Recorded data
=-=-=
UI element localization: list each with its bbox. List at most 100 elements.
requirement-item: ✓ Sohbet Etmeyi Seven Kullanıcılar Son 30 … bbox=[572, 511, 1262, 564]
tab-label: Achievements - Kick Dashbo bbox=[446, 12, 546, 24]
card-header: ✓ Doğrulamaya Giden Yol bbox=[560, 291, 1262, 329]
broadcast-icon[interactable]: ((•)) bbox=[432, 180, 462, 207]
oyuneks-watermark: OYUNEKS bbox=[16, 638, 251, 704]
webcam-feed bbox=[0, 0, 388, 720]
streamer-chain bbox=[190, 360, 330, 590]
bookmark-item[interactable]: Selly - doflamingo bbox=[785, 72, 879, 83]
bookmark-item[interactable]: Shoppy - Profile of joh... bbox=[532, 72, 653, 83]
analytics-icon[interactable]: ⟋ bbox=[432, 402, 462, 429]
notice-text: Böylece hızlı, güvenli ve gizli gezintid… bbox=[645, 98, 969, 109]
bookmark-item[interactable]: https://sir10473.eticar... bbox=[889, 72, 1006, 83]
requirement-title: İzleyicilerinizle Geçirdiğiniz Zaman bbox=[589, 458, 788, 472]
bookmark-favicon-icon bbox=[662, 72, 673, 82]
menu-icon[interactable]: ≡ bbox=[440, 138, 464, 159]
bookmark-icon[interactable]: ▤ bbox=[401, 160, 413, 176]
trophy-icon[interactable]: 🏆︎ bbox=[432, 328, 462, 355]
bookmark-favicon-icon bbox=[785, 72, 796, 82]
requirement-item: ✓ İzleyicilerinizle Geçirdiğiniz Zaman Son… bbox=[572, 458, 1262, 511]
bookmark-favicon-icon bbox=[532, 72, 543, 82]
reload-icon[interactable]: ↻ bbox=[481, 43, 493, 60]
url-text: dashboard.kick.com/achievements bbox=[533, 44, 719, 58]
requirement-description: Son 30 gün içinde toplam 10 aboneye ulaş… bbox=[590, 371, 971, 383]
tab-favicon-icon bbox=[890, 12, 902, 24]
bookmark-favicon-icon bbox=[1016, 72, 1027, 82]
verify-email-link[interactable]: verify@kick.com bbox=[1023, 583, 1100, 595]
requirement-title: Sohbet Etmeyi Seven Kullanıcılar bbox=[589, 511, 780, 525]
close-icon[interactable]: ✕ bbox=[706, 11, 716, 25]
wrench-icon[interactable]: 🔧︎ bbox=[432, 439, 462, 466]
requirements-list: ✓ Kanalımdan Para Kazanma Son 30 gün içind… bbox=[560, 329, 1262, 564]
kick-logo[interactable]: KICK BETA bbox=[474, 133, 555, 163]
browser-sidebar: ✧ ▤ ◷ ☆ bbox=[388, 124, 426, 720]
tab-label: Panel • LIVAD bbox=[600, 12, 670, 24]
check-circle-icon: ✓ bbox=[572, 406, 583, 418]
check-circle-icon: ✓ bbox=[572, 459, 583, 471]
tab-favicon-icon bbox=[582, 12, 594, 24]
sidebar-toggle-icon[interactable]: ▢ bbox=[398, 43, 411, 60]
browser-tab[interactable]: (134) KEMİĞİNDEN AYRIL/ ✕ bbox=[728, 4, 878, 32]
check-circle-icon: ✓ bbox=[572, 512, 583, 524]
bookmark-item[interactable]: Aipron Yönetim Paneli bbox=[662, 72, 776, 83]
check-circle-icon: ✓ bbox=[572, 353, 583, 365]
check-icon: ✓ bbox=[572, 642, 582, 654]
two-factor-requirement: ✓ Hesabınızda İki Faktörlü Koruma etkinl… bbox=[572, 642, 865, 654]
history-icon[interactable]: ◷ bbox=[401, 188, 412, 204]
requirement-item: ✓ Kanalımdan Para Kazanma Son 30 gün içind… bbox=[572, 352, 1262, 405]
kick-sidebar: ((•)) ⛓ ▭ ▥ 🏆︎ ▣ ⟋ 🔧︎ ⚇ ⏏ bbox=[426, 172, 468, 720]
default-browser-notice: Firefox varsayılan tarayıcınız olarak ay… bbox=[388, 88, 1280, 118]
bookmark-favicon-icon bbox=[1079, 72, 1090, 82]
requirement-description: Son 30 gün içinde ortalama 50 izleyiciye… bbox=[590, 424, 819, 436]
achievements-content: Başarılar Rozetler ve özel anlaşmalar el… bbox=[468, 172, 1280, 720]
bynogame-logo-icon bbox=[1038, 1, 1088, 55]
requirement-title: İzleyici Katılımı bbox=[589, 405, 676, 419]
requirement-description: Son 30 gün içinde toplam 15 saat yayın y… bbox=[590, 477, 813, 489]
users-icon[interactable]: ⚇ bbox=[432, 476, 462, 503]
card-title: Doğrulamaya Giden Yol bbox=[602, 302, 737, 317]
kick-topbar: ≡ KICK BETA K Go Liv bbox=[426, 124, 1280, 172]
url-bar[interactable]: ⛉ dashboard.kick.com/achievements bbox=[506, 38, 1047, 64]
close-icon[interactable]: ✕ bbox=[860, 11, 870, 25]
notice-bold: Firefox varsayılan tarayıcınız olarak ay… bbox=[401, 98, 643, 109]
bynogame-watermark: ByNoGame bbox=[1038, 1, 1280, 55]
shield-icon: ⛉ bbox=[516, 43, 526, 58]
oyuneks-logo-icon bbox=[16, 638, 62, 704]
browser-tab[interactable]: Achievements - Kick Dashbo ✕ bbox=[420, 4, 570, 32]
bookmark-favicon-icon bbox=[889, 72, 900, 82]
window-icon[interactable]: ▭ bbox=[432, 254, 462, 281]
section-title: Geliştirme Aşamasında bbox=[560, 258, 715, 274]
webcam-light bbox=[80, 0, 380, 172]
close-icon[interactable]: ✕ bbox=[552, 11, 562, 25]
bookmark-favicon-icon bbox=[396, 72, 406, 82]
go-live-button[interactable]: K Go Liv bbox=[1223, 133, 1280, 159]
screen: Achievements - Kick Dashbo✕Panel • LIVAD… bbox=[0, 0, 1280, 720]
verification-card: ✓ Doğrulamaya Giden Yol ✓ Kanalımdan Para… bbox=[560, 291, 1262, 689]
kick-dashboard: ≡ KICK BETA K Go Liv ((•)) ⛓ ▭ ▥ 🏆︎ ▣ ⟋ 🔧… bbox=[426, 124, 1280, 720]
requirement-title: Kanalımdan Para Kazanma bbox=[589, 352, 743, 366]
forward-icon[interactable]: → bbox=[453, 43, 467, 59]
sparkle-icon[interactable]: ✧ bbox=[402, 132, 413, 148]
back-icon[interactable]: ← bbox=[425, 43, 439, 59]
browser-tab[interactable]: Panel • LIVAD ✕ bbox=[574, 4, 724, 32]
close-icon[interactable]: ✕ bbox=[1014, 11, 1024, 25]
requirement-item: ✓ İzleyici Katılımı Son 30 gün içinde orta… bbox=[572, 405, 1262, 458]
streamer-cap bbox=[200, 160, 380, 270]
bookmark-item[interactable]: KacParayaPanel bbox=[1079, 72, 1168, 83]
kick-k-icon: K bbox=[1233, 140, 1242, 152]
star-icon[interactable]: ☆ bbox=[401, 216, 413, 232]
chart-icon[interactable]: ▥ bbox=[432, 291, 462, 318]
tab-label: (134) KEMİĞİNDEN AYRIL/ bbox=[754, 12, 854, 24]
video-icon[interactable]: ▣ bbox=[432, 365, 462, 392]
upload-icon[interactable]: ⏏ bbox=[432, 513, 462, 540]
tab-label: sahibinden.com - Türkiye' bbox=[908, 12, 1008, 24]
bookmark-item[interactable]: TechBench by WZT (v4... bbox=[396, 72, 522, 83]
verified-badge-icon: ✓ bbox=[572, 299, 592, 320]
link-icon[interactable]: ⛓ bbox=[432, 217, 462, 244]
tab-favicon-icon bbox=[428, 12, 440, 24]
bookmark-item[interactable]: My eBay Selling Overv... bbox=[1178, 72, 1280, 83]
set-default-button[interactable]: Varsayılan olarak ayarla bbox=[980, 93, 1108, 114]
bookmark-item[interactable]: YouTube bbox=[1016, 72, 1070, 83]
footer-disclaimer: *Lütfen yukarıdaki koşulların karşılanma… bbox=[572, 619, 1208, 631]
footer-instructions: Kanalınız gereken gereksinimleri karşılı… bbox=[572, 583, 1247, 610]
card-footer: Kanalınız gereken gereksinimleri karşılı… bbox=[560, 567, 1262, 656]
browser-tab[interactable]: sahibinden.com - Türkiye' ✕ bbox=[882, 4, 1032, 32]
=-=-=
* [What is expected] Copy the records word for word, starting from the very beginning and ending with the line that contains "bookmark-favicon-icon bbox=[532, 72, 543, 82]", with that line included.

* [Task output]
UI element localization: list each with its bbox. List at most 100 elements.
requirement-item: ✓ Sohbet Etmeyi Seven Kullanıcılar Son 30 … bbox=[572, 511, 1262, 564]
tab-label: Achievements - Kick Dashbo bbox=[446, 12, 546, 24]
card-header: ✓ Doğrulamaya Giden Yol bbox=[560, 291, 1262, 329]
broadcast-icon[interactable]: ((•)) bbox=[432, 180, 462, 207]
oyuneks-watermark: OYUNEKS bbox=[16, 638, 251, 704]
webcam-feed bbox=[0, 0, 388, 720]
streamer-chain bbox=[190, 360, 330, 590]
bookmark-item[interactable]: Selly - doflamingo bbox=[785, 72, 879, 83]
bookmark-item[interactable]: Shoppy - Profile of joh... bbox=[532, 72, 653, 83]
analytics-icon[interactable]: ⟋ bbox=[432, 402, 462, 429]
notice-text: Böylece hızlı, güvenli ve gizli gezintid… bbox=[645, 98, 969, 109]
bookmark-item[interactable]: https://sir10473.eticar... bbox=[889, 72, 1006, 83]
requirement-title: İzleyicilerinizle Geçirdiğiniz Zaman bbox=[589, 458, 788, 472]
bookmark-favicon-icon bbox=[662, 72, 673, 82]
menu-icon[interactable]: ≡ bbox=[440, 138, 464, 159]
bookmark-icon[interactable]: ▤ bbox=[401, 160, 413, 176]
trophy-icon[interactable]: 🏆︎ bbox=[432, 328, 462, 355]
bookmark-favicon-icon bbox=[785, 72, 796, 82]
requirement-item: ✓ İzleyicilerinizle Geçirdiğiniz Zaman Son… bbox=[572, 458, 1262, 511]
bookmark-favicon-icon bbox=[532, 72, 543, 82]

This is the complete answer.